From the records below, copy every line that contains the word "Self".

━━━━━ EXTRACTED RECORDS

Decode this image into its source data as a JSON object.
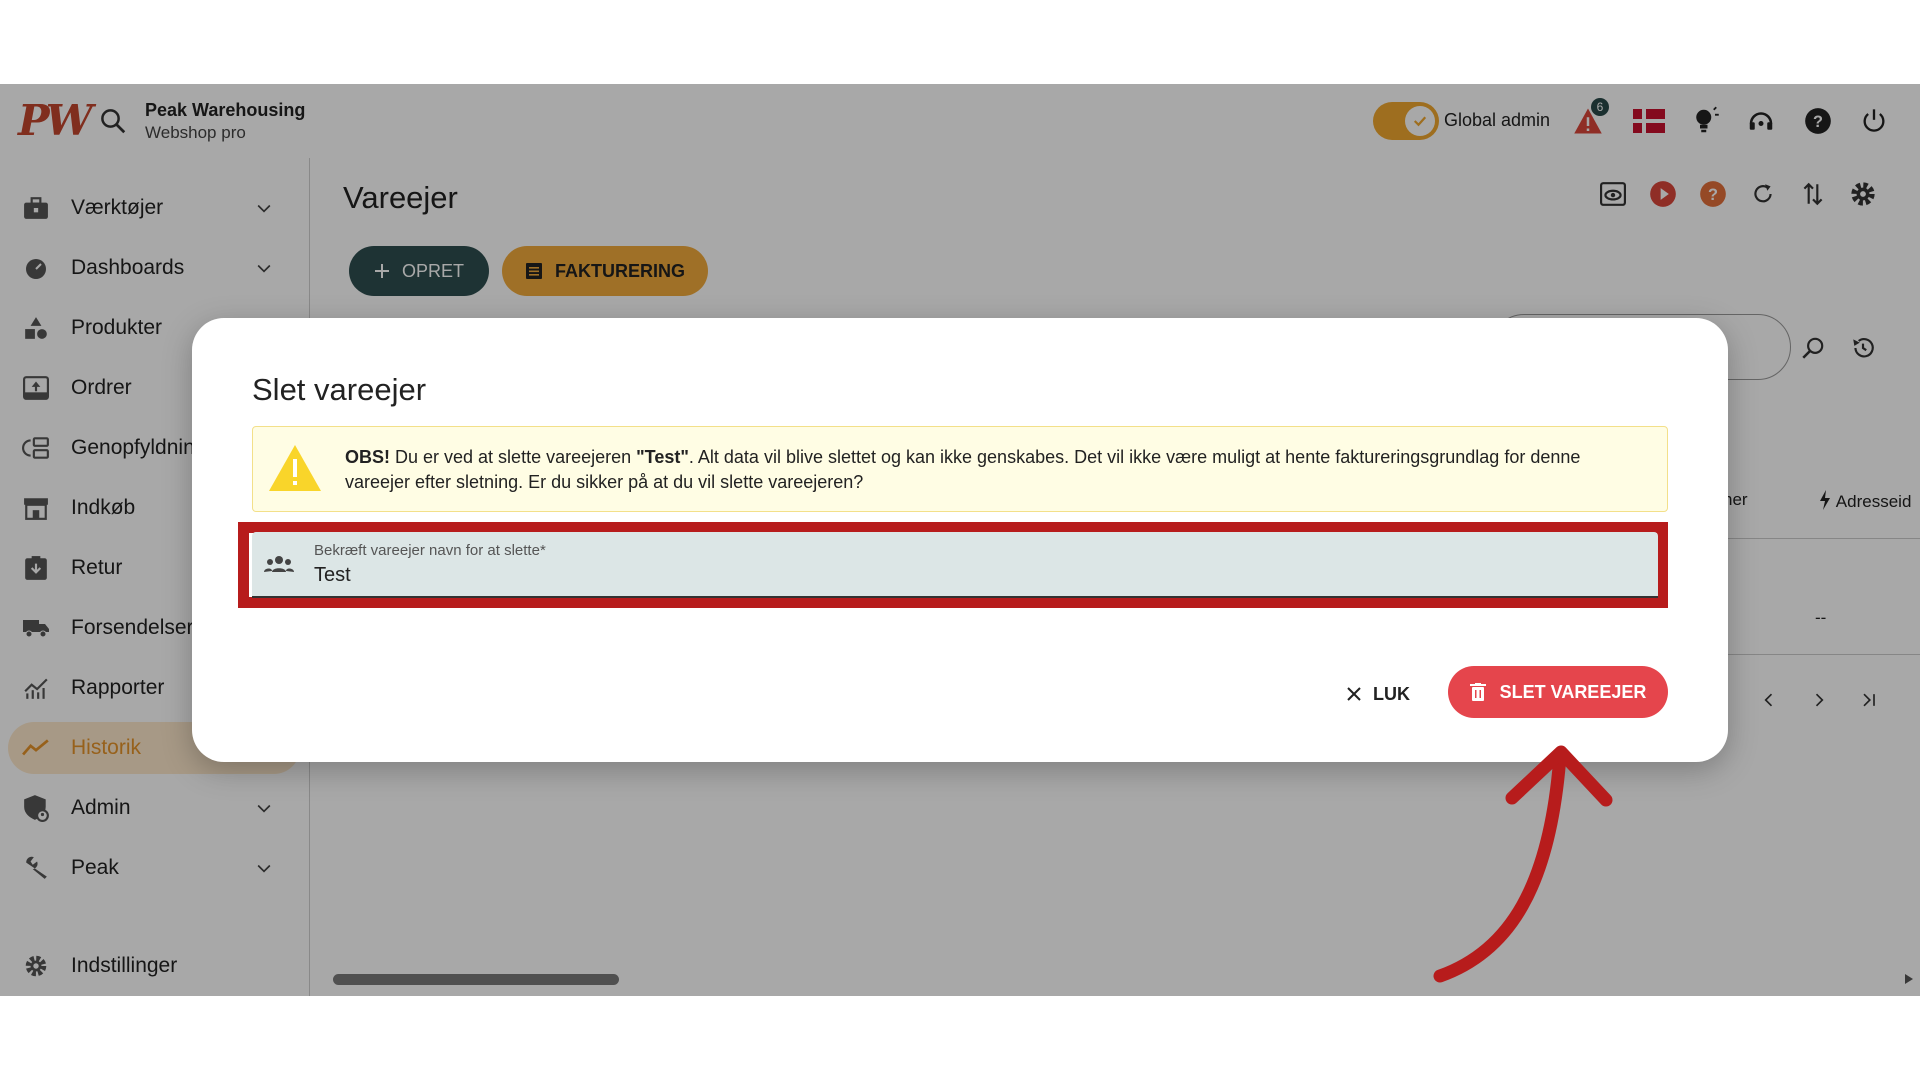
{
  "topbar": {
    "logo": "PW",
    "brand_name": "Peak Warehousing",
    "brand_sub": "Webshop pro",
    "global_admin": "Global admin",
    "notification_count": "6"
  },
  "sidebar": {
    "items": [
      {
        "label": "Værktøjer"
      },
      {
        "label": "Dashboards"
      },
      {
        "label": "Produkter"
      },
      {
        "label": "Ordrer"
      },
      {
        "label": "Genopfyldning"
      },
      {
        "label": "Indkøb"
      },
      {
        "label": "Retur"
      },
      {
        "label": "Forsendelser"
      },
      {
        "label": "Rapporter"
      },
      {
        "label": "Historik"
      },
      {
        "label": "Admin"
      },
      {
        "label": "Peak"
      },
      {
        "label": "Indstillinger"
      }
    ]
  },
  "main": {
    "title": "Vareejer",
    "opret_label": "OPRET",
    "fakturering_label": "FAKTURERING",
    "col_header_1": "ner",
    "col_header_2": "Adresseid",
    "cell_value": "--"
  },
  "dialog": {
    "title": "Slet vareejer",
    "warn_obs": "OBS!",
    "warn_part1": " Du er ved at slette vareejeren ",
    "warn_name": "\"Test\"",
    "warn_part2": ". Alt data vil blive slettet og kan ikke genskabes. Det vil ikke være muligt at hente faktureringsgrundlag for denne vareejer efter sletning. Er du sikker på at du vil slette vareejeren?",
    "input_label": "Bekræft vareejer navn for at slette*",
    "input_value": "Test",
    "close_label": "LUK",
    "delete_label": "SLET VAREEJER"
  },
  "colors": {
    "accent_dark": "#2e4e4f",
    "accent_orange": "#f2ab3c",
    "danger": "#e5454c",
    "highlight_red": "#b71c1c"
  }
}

━━━━━━━━━━
━━━━━ EXTRACTED RECORDS

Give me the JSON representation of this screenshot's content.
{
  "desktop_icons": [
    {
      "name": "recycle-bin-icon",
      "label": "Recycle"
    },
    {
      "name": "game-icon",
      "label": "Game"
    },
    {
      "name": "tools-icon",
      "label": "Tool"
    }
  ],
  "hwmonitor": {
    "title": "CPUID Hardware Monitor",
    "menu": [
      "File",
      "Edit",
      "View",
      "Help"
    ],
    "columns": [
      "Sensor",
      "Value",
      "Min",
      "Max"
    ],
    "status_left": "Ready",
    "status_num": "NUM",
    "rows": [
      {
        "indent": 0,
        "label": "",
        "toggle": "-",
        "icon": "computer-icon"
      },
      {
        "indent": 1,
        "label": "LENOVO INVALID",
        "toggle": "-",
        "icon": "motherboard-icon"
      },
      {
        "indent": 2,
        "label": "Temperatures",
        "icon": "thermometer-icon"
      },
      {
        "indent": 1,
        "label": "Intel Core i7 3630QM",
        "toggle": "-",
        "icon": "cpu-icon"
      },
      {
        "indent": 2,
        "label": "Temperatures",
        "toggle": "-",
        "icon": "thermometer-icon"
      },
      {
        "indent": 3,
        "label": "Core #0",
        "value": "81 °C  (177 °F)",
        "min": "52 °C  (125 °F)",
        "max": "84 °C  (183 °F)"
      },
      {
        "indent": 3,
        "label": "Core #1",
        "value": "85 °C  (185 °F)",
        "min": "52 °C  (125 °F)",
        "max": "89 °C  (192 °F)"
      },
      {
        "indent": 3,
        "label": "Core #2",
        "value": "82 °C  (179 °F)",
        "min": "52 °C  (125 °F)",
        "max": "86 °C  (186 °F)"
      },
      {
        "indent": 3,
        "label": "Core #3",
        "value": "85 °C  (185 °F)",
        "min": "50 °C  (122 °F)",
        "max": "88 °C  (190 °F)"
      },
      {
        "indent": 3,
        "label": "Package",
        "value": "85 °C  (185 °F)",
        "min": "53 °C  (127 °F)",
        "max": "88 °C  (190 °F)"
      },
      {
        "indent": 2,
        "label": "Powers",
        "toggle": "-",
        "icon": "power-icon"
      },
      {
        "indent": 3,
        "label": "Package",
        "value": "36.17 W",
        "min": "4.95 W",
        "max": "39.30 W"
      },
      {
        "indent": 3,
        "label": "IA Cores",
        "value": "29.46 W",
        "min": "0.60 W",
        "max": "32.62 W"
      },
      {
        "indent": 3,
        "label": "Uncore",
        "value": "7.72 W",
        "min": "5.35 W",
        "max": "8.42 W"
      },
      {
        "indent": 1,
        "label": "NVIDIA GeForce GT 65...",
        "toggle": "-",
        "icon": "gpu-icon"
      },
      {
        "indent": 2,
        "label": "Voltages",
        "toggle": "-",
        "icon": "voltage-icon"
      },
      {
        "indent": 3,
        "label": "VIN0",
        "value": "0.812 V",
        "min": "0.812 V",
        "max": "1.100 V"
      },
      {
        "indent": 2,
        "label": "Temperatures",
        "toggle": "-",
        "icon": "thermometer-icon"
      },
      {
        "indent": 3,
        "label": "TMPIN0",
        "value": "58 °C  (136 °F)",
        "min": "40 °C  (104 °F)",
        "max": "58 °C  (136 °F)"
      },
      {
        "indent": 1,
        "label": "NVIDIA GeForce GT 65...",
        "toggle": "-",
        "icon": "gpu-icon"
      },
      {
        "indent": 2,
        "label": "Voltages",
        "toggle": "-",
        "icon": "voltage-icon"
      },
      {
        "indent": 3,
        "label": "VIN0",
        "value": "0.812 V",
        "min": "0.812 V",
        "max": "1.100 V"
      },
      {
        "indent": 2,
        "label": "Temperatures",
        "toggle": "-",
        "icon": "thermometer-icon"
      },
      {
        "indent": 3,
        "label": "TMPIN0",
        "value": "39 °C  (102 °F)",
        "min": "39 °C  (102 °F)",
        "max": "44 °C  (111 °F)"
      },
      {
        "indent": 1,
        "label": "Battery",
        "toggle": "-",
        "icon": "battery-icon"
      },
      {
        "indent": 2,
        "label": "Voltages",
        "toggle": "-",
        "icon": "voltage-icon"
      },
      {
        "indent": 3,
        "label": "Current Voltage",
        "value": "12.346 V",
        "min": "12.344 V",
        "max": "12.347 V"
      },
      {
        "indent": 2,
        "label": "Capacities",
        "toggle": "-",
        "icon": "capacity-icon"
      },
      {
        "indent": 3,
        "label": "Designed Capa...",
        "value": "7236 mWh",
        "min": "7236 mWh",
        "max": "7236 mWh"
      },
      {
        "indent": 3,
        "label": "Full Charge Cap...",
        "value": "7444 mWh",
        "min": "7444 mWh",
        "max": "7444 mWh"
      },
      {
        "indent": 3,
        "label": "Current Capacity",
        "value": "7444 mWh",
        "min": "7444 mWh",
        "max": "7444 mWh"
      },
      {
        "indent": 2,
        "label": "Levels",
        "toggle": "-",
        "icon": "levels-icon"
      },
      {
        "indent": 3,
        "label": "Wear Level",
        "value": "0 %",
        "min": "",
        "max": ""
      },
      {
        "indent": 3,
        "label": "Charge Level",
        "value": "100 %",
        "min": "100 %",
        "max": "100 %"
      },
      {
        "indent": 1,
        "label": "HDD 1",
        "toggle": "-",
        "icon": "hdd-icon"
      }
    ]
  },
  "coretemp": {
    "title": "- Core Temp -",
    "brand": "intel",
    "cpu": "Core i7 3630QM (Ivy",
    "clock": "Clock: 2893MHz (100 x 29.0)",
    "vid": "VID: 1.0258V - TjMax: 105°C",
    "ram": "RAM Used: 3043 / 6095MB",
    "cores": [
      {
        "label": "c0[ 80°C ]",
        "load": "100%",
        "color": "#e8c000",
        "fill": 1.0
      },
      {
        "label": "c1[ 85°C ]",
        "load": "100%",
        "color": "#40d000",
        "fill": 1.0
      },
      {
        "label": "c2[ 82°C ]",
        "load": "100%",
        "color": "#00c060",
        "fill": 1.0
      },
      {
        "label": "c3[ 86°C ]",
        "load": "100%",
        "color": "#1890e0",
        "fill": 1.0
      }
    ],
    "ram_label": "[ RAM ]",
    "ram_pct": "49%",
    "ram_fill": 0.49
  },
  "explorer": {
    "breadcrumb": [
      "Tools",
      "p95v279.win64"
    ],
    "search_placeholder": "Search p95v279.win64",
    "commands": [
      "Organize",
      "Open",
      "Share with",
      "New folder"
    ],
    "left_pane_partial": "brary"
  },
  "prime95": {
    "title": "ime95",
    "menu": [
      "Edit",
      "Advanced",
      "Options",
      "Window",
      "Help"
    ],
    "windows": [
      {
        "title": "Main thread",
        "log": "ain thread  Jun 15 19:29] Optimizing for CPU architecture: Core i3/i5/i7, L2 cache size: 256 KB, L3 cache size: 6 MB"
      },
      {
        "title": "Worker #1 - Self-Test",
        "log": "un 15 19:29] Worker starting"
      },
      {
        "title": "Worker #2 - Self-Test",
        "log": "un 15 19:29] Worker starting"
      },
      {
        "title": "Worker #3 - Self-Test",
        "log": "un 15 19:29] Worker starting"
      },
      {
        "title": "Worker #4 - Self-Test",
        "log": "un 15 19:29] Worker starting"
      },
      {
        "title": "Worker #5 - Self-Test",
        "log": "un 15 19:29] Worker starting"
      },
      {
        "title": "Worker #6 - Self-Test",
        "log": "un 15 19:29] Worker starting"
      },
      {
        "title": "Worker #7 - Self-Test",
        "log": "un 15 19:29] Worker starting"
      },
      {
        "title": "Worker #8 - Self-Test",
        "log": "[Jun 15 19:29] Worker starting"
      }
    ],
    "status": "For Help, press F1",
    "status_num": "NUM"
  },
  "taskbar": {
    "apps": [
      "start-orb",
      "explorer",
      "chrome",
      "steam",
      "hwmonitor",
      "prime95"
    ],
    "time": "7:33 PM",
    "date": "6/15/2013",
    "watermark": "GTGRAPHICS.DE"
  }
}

━━━━━━━━━━

- _REPLY TO THE TASK_
        "title": "Worker #1 - Self-Test",
        "title": "Worker #2 - Self-Test",
        "title": "Worker #3 - Self-Test",
        "title": "Worker #4 - Self-Test",
        "title": "Worker #5 - Self-Test",
        "title": "Worker #6 - Self-Test",
        "title": "Worker #7 - Self-Test",
        "title": "Worker #8 - Self-Test",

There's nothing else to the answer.